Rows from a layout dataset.

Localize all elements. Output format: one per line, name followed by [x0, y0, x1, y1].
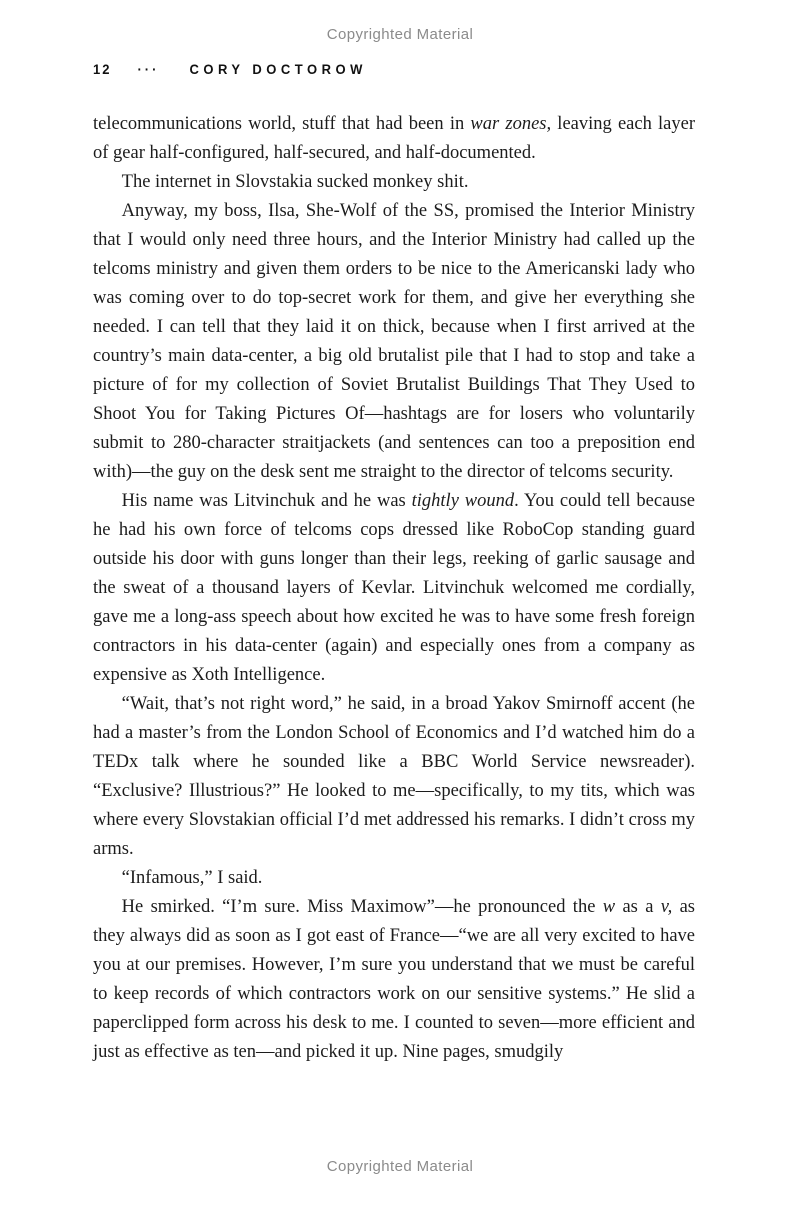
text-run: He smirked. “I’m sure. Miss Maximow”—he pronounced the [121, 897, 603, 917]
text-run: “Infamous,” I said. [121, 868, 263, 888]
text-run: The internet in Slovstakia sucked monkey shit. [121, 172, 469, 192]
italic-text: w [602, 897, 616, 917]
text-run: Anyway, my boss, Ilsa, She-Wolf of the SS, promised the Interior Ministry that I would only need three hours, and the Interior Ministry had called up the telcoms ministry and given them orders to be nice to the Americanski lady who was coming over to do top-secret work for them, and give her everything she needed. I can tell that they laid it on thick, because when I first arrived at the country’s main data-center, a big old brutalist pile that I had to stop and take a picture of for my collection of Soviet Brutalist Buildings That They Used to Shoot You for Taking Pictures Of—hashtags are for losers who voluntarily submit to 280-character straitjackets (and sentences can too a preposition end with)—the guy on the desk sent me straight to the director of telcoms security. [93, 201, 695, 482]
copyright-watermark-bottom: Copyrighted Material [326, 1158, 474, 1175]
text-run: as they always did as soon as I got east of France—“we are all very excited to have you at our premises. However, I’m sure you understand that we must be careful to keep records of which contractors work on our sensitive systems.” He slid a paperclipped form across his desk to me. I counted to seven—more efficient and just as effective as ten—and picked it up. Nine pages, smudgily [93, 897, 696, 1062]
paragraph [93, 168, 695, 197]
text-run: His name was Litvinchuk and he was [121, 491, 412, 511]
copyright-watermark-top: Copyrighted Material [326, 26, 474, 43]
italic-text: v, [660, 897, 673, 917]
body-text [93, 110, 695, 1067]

Exercise.
Rewrite everything from the line containing "text-run: He smirked." down to the end of the material, renaming "Copyrighted Material" as "Protected Material" and leaving all else unchanged.

Answer to this problem.
text-run: He smirked. “I’m sure. Miss Maximow”—he pronounced the [121, 897, 603, 917]
text-run: “Infamous,” I said. [121, 868, 263, 888]
text-run: The internet in Slovstakia sucked monkey shit. [121, 172, 469, 192]
italic-text: w [602, 897, 616, 917]
text-run: Anyway, my boss, Ilsa, She-Wolf of the SS, promised the Interior Ministry that I would only need three hours, and the Interior Ministry had called up the telcoms ministry and given them orders to be nice to the Americanski lady who was coming over to do top-secret work for them, and give her everything she needed. I can tell that they laid it on thick, because when I first arrived at the country’s main data-center, a big old brutalist pile that I had to stop and take a picture of for my collection of Soviet Brutalist Buildings That They Used to Shoot You for Taking Pictures Of—hashtags are for losers who voluntarily submit to 280-character straitjackets (and sentences can too a preposition end with)—the guy on the desk sent me straight to the director of telcoms security. [93, 201, 695, 482]
copyright-watermark-bottom: Protected Material [326, 1158, 474, 1175]
text-run: as they always did as soon as I got east of France—“we are all very excited to have you at our premises. However, I’m sure you understand that we must be careful to keep records of which contractors work on our sensitive systems.” He slid a paperclipped form across his desk to me. I counted to seven—more efficient and just as effective as ten—and picked it up. Nine pages, smudgily [93, 897, 696, 1062]
paragraph [93, 168, 695, 197]
text-run: His name was Litvinchuk and he was [121, 491, 412, 511]
copyright-watermark-top: Protected Material [326, 26, 474, 43]
italic-text: v, [660, 897, 673, 917]
body-text [93, 110, 695, 1067]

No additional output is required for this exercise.